SHORT EXERCISE: Wherever the word "document" turns up in a line of the entries, copy that line.

[Data entries]

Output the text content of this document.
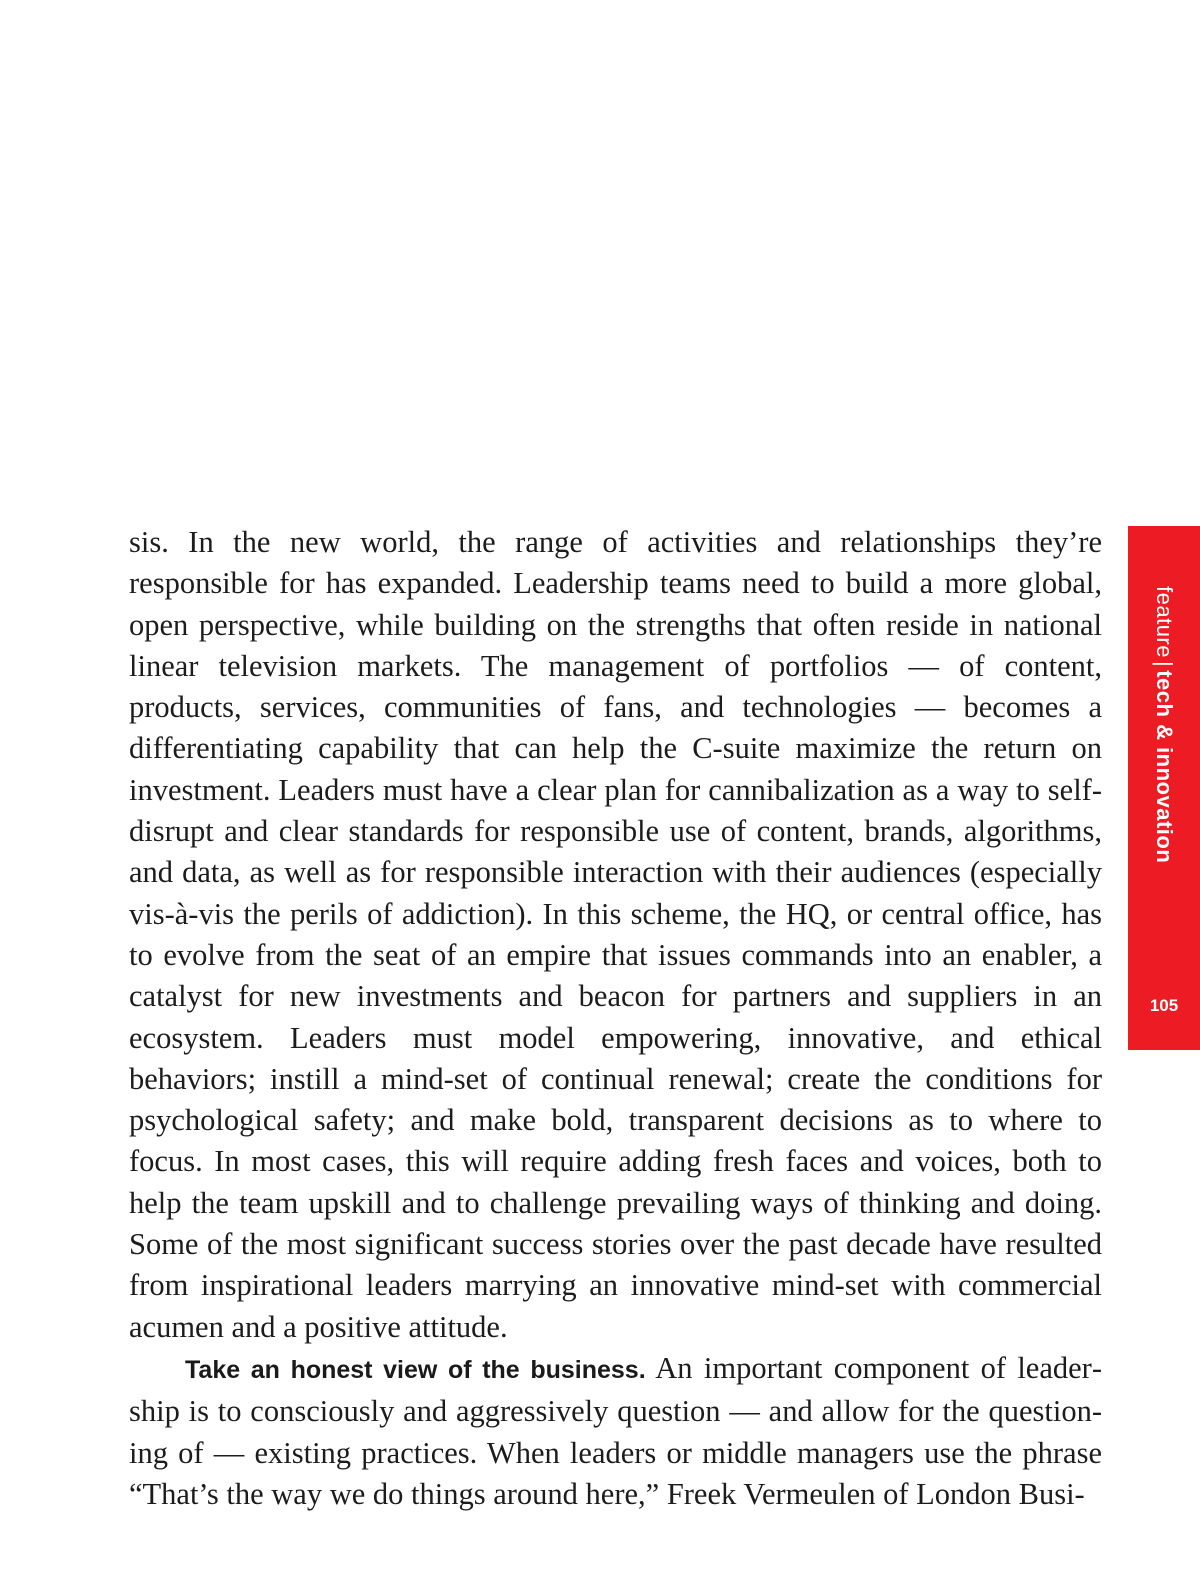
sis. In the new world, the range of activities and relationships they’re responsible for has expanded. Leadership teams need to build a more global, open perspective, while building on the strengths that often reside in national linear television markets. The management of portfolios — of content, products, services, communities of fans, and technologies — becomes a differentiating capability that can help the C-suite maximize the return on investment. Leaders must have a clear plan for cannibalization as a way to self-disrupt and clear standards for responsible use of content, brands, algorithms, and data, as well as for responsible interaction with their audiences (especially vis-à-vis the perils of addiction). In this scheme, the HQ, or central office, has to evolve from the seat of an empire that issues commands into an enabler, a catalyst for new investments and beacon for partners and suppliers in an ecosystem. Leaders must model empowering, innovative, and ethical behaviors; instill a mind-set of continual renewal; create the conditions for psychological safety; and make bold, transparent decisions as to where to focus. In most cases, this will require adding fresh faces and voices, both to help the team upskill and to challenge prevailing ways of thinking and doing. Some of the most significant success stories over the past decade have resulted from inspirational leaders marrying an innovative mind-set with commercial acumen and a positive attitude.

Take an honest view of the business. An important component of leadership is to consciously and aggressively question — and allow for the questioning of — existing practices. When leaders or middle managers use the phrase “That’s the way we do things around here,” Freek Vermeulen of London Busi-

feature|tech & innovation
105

--

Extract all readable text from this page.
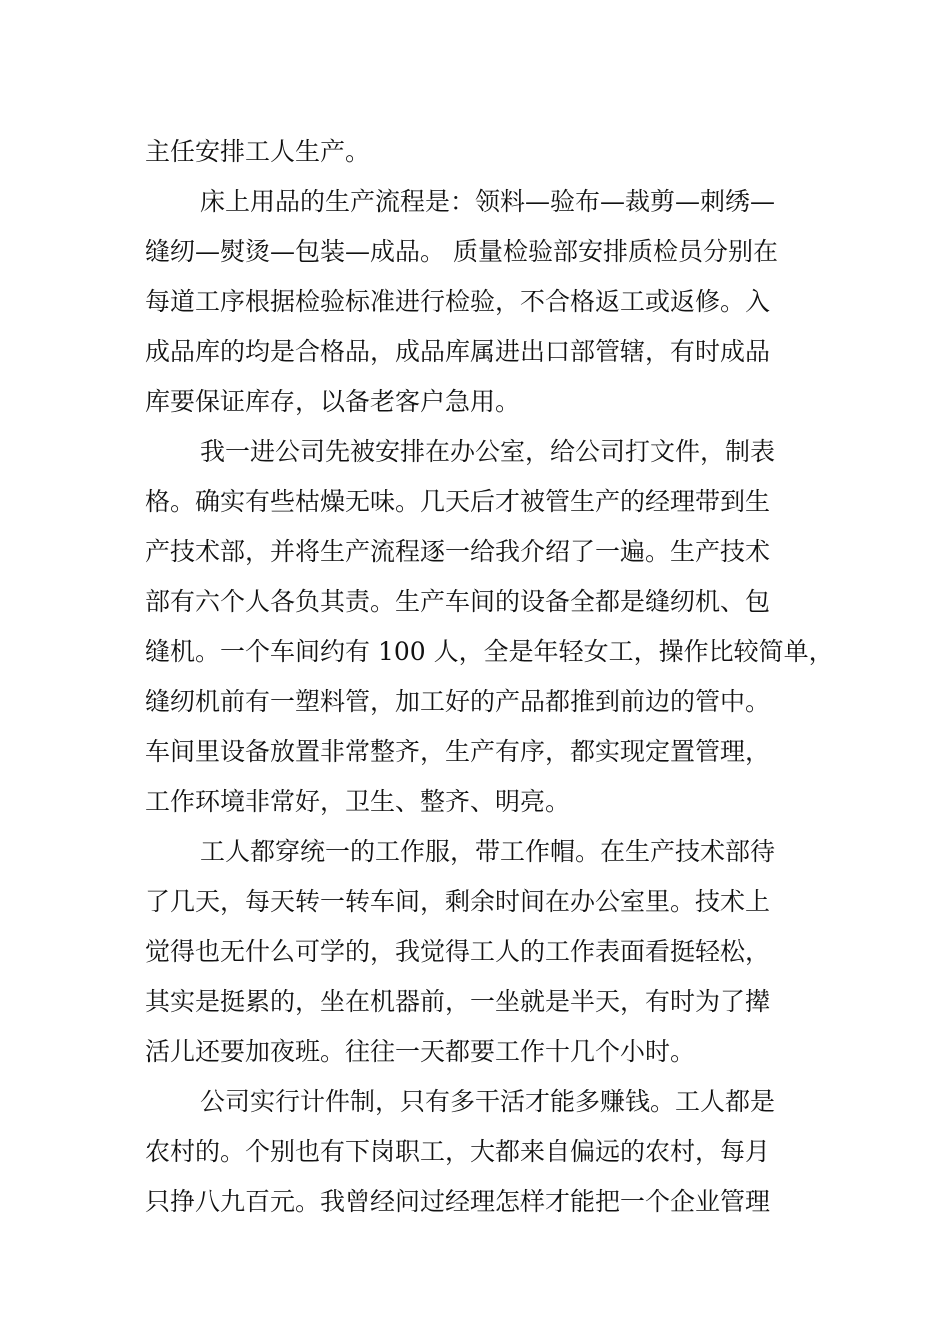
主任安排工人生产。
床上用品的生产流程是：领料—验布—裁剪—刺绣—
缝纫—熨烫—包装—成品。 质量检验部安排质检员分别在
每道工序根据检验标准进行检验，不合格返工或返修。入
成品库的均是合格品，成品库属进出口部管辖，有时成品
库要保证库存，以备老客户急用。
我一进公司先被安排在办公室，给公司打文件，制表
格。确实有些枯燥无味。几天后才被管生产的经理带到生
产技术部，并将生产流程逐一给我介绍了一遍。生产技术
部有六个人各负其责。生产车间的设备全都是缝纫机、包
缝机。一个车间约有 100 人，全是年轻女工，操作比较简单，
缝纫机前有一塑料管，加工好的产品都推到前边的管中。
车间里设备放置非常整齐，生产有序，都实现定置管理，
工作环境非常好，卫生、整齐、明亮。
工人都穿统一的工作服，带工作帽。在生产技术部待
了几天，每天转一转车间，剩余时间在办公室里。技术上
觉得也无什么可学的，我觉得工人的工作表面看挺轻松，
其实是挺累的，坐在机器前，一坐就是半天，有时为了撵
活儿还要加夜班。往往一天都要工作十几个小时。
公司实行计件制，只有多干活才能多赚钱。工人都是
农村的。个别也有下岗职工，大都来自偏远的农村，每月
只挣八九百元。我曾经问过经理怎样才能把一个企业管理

--

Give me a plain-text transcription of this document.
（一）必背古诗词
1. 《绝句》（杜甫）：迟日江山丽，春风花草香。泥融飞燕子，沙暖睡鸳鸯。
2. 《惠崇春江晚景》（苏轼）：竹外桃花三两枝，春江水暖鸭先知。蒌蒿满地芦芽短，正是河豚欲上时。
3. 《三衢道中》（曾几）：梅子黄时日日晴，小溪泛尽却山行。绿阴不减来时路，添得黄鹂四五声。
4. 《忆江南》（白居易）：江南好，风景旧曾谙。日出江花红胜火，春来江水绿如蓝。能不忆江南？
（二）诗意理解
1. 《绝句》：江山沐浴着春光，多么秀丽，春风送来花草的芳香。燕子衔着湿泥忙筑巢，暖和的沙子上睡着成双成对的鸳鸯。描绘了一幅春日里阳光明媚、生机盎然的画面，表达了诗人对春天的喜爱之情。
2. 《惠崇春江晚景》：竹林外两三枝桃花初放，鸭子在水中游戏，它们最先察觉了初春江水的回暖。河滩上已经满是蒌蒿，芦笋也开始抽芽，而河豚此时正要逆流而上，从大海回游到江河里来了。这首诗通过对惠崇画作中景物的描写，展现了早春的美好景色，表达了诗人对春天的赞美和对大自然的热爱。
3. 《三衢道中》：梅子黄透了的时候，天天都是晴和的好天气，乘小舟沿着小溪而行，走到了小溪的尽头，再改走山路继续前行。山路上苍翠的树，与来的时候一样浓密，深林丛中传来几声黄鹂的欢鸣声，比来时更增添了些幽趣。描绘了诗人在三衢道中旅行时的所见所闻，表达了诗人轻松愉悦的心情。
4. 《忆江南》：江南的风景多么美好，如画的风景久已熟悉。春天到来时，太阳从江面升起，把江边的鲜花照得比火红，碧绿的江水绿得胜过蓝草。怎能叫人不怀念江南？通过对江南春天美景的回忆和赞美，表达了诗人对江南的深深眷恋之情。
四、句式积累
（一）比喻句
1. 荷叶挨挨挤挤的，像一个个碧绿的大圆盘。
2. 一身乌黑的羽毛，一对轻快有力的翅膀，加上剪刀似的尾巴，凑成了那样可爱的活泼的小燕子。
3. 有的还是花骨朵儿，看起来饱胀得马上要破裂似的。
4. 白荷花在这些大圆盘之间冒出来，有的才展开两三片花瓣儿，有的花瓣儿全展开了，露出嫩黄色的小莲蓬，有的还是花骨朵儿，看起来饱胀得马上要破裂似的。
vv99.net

EXERCISE ANSWER:
Output the text content of this document.
Give me a plain-text transcription of this document.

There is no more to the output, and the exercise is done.